Rows in a dataset

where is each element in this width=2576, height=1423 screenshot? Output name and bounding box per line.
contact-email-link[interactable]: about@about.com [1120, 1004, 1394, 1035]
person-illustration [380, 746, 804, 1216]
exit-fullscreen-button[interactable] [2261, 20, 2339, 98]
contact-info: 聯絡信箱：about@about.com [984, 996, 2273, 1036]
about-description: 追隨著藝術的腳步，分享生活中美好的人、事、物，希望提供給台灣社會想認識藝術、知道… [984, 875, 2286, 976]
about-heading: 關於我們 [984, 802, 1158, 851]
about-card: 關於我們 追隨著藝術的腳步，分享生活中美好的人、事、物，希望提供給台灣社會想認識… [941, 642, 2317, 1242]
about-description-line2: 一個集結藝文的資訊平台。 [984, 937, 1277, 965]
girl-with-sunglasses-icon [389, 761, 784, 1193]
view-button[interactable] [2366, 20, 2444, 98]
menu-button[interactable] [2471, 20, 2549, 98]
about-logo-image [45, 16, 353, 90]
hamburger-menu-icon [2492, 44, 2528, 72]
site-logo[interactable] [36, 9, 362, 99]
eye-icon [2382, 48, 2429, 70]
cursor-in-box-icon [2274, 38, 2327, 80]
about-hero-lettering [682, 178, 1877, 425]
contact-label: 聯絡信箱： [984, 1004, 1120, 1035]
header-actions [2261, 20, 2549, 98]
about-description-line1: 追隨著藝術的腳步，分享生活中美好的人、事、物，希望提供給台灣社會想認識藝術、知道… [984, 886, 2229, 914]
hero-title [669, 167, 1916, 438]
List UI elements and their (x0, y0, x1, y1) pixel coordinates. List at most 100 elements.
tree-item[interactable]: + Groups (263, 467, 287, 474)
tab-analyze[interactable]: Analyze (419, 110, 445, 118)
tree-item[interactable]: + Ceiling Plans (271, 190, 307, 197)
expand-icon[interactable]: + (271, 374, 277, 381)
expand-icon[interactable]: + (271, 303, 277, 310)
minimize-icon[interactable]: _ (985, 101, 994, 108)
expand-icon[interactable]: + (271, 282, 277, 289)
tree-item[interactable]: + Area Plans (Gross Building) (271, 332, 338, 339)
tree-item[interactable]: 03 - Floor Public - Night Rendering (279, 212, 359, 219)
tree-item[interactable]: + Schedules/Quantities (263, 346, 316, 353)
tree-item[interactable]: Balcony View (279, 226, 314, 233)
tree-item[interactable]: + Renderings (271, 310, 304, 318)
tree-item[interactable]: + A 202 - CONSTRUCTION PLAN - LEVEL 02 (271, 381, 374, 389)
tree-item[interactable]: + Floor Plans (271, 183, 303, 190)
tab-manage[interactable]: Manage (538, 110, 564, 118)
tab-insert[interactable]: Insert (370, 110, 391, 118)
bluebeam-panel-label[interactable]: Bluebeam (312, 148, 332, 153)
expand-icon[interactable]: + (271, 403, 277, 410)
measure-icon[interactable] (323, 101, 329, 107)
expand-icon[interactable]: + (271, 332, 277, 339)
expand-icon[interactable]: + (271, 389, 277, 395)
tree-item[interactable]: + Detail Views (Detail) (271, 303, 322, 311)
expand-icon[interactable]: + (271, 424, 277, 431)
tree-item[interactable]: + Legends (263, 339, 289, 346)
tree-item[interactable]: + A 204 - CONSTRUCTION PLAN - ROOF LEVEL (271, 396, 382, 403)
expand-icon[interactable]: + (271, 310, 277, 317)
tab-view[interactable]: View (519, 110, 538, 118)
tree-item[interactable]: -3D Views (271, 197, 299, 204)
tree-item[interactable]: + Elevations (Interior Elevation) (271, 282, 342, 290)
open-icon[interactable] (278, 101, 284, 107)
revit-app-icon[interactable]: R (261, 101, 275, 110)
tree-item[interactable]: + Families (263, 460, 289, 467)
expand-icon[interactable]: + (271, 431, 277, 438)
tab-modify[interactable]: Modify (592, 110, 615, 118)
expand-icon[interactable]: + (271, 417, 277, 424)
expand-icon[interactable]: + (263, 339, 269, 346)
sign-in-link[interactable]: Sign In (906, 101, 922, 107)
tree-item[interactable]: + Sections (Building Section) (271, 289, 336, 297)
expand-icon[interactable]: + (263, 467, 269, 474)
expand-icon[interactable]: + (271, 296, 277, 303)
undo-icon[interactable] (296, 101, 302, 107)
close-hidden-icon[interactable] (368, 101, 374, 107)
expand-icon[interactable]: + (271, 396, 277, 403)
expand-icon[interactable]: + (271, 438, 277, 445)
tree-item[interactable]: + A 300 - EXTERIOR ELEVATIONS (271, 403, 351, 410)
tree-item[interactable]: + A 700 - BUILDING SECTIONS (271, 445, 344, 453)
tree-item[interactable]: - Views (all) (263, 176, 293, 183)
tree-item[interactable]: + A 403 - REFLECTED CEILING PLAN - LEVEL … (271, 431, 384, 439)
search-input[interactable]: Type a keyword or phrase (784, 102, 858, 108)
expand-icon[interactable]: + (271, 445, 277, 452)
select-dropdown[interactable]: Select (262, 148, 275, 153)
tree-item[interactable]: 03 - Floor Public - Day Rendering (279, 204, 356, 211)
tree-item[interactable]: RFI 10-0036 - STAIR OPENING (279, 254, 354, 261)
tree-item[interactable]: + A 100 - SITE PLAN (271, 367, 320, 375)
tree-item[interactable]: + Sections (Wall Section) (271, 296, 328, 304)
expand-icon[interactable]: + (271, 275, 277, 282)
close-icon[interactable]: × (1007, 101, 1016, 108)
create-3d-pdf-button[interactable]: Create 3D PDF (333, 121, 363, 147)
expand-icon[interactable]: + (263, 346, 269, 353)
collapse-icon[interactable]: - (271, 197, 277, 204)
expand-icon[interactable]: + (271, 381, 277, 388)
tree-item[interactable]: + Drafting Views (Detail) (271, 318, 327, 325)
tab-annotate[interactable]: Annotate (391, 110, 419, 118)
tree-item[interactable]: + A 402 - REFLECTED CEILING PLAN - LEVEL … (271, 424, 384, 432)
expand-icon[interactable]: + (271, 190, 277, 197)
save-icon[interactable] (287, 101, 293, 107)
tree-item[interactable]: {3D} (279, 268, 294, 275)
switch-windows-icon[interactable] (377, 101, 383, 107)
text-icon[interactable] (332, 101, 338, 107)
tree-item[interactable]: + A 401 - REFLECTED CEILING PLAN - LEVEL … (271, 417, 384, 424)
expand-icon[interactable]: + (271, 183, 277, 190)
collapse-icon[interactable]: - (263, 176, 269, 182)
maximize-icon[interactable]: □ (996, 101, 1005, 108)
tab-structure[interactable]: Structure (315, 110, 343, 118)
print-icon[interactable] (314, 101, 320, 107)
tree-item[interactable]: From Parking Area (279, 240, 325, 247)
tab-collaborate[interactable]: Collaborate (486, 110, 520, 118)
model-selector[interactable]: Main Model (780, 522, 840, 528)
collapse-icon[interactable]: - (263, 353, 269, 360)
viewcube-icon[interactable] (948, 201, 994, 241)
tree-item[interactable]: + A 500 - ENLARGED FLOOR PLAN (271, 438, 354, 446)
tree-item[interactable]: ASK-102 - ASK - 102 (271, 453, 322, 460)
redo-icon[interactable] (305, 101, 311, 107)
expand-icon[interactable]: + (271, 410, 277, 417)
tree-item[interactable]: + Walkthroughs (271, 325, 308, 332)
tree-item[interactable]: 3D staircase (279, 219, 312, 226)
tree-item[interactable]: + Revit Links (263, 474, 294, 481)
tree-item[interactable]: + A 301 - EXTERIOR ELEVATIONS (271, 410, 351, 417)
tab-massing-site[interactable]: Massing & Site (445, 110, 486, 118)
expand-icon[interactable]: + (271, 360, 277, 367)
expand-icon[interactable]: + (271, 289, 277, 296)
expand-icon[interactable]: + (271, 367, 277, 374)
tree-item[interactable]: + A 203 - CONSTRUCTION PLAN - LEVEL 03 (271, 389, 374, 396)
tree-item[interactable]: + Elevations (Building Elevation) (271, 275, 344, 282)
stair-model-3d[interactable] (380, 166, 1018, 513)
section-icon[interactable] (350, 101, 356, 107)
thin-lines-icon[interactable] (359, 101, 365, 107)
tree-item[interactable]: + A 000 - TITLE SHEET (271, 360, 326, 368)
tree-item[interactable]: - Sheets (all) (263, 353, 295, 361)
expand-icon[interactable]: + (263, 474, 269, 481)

**Goal**
Update the rows from the start down to the line that contains "header-actions [2261, 20, 2549, 98]", inclusive, replacing every "interactable" with "clickable" and changing nothing else.

**Response**
where is each element in this width=2576, height=1423 screenshot? Output name and bounding box per line.
contact-email-link[clickable]: about@about.com [1120, 1004, 1394, 1035]
person-illustration [380, 746, 804, 1216]
exit-fullscreen-button[clickable] [2261, 20, 2339, 98]
contact-info: 聯絡信箱：about@about.com [984, 996, 2273, 1036]
about-description: 追隨著藝術的腳步，分享生活中美好的人、事、物，希望提供給台灣社會想認識藝術、知道… [984, 875, 2286, 976]
about-heading: 關於我們 [984, 802, 1158, 851]
about-card: 關於我們 追隨著藝術的腳步，分享生活中美好的人、事、物，希望提供給台灣社會想認識… [941, 642, 2317, 1242]
about-description-line2: 一個集結藝文的資訊平台。 [984, 937, 1277, 965]
girl-with-sunglasses-icon [389, 761, 784, 1193]
view-button[clickable] [2366, 20, 2444, 98]
menu-button[clickable] [2471, 20, 2549, 98]
about-logo-image [45, 16, 353, 90]
hamburger-menu-icon [2492, 44, 2528, 72]
site-logo[clickable] [36, 9, 362, 99]
eye-icon [2382, 48, 2429, 70]
cursor-in-box-icon [2274, 38, 2327, 80]
about-hero-lettering [682, 178, 1877, 425]
contact-label: 聯絡信箱： [984, 1004, 1120, 1035]
header-actions [2261, 20, 2549, 98]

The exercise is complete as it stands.